*WHAT YOU SHOULD DO:* Under this task are some entries; return every one of them exactly.

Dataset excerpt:
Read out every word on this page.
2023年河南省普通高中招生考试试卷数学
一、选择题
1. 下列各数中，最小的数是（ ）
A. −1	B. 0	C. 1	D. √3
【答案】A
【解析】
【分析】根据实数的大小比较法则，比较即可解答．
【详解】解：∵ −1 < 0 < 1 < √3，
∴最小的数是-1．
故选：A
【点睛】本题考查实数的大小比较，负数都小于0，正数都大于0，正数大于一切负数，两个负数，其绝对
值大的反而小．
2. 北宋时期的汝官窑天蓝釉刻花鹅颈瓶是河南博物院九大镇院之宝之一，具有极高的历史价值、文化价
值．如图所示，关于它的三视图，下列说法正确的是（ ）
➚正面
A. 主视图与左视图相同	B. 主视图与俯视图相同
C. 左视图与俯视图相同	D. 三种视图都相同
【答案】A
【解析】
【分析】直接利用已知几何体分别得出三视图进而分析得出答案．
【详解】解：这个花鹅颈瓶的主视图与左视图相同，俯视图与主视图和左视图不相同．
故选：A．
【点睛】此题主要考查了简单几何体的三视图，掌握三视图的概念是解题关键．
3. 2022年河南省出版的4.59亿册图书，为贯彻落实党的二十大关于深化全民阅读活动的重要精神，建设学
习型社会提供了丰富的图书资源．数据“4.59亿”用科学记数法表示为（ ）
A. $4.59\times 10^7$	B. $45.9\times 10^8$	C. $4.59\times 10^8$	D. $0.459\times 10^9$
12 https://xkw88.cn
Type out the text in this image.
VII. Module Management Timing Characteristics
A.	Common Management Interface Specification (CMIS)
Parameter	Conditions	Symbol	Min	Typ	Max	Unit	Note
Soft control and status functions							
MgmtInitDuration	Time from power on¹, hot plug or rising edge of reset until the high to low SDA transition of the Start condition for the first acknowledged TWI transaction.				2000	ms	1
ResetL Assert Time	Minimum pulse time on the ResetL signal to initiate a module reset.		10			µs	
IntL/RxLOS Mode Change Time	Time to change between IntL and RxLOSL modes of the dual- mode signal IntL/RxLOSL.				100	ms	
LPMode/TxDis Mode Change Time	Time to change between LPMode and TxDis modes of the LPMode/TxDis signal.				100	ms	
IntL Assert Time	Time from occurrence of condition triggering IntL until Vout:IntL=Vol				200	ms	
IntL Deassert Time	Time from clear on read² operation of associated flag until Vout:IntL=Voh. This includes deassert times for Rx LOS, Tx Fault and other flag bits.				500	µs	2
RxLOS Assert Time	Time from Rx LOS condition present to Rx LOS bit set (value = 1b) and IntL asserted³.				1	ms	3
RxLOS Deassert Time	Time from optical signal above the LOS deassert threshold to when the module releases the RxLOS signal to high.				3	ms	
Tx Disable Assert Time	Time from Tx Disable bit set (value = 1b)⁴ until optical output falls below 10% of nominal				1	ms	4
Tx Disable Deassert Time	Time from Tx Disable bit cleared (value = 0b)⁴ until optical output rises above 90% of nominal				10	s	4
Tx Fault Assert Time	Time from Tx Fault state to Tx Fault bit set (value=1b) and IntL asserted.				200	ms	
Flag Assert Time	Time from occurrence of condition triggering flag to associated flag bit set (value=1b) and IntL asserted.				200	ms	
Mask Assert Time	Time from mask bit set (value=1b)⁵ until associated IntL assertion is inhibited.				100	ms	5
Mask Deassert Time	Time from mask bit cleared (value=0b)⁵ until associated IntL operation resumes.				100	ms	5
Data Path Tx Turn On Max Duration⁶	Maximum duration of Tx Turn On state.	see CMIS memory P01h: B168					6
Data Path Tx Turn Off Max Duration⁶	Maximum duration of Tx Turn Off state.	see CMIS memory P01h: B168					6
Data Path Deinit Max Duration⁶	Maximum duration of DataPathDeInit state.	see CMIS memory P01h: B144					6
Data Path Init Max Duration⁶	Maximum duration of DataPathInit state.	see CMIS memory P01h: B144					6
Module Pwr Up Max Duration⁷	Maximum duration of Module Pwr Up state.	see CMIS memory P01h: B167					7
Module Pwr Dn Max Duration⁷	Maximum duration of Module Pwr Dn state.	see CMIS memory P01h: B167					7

*COMPLETE RESPONSE:*
Read out every word on this page.
2023年河南省普通高中招生考试试卷数学
一、选择题
1. 下列各数中，最小的数是（ ）
A. −1	B. 0	C. 1	D. √3
【答案】A
【解析】
【分析】根据实数的大小比较法则，比较即可解答．
【详解】解：∵ −1 < 0 < 1 < √3，
∴最小的数是-1．
故选：A
【点睛】本题考查实数的大小比较，负数都小于0，正数都大于0，正数大于一切负数，两个负数，其绝对
值大的反而小．
2. 北宋时期的汝官窑天蓝釉刻花鹅颈瓶是河南博物院九大镇院之宝之一，具有极高的历史价值、文化价
值．如图所示，关于它的三视图，下列说法正确的是（ ）
➚正面
A. 主视图与左视图相同	B. 主视图与俯视图相同
C. 左视图与俯视图相同	D. 三种视图都相同
【答案】A
【解析】
【分析】直接利用已知几何体分别得出三视图进而分析得出答案．
【详解】解：这个花鹅颈瓶的主视图与左视图相同，俯视图与主视图和左视图不相同．
故选：A．
【点睛】此题主要考查了简单几何体的三视图，掌握三视图的概念是解题关键．
3. 2022年河南省出版的4.59亿册图书，为贯彻落实党的二十大关于深化全民阅读活动的重要精神，建设学
习型社会提供了丰富的图书资源．数据“4.59亿”用科学记数法表示为（ ）
A. $4.59\times 10^7$	B. $45.9\times 10^8$	C. $4.59\times 10^8$	D. $0.459\times 10^9$
12 https://xkw88.cn
Type out the text in this image.
VII. Module Management Timing Characteristics
A.	Common Management Interface Specification (CMIS)
Parameter	Conditions	Symbol	Min	Typ	Max	Unit	Note
Soft control and status functions							
MgmtInitDuration	Time from power on¹, hot plug or rising edge of reset until the high to low SDA transition of the Start condition for the first acknowledged TWI transaction.				2000	ms	1
ResetL Assert Time	Minimum pulse time on the ResetL signal to initiate a module reset.		10			µs	
IntL/RxLOS Mode Change Time	Time to change between IntL and RxLOSL modes of the dual- mode signal IntL/RxLOSL.				100	ms	
LPMode/TxDis Mode Change Time	Time to change between LPMode and TxDis modes of the LPMode/TxDis signal.				100	ms	
IntL Assert Time	Time from occurrence of condition triggering IntL until Vout:IntL=Vol				200	ms	
IntL Deassert Time	Time from clear on read² operation of associated flag until Vout:IntL=Voh. This includes deassert times for Rx LOS, Tx Fault and other flag bits.				500	µs	2
RxLOS Assert Time	Time from Rx LOS condition present to Rx LOS bit set (value = 1b) and IntL asserted³.				1	ms	3
RxLOS Deassert Time	Time from optical signal above the LOS deassert threshold to when the module releases the RxLOS signal to high.				3	ms	
Tx Disable Assert Time	Time from Tx Disable bit set (value = 1b)⁴ until optical output falls below 10% of nominal				1	ms	4
Tx Disable Deassert Time	Time from Tx Disable bit cleared (value = 0b)⁴ until optical output rises above 90% of nominal				10	s	4
Tx Fault Assert Time	Time from Tx Fault state to Tx Fault bit set (value=1b) and IntL asserted.				200	ms	
Flag Assert Time	Time from occurrence of condition triggering flag to associated flag bit set (value=1b) and IntL asserted.				200	ms	
Mask Assert Time	Time from mask bit set (value=1b)⁵ until associated IntL assertion is inhibited.				100	ms	5
Mask Deassert Time	Time from mask bit cleared (value=0b)⁵ until associated IntL operation resumes.				100	ms	5
Data Path Tx Turn On Max Duration⁶	Maximum duration of Tx Turn On state.	see CMIS memory P01h: B168					6
Data Path Tx Turn Off Max Duration⁶	Maximum duration of Tx Turn Off state.	see CMIS memory P01h: B168					6
Data Path Deinit Max Duration⁶	Maximum duration of DataPathDeInit state.	see CMIS memory P01h: B144					6
Data Path Init Max Duration⁶	Maximum duration of DataPathInit state.	see CMIS memory P01h: B144					6
Module Pwr Up Max Duration⁷	Maximum duration of Module Pwr Up state.	see CMIS memory P01h: B167					7
Module Pwr Dn Max Duration⁷	Maximum duration of Module Pwr Dn state.	see CMIS memory P01h: B167					7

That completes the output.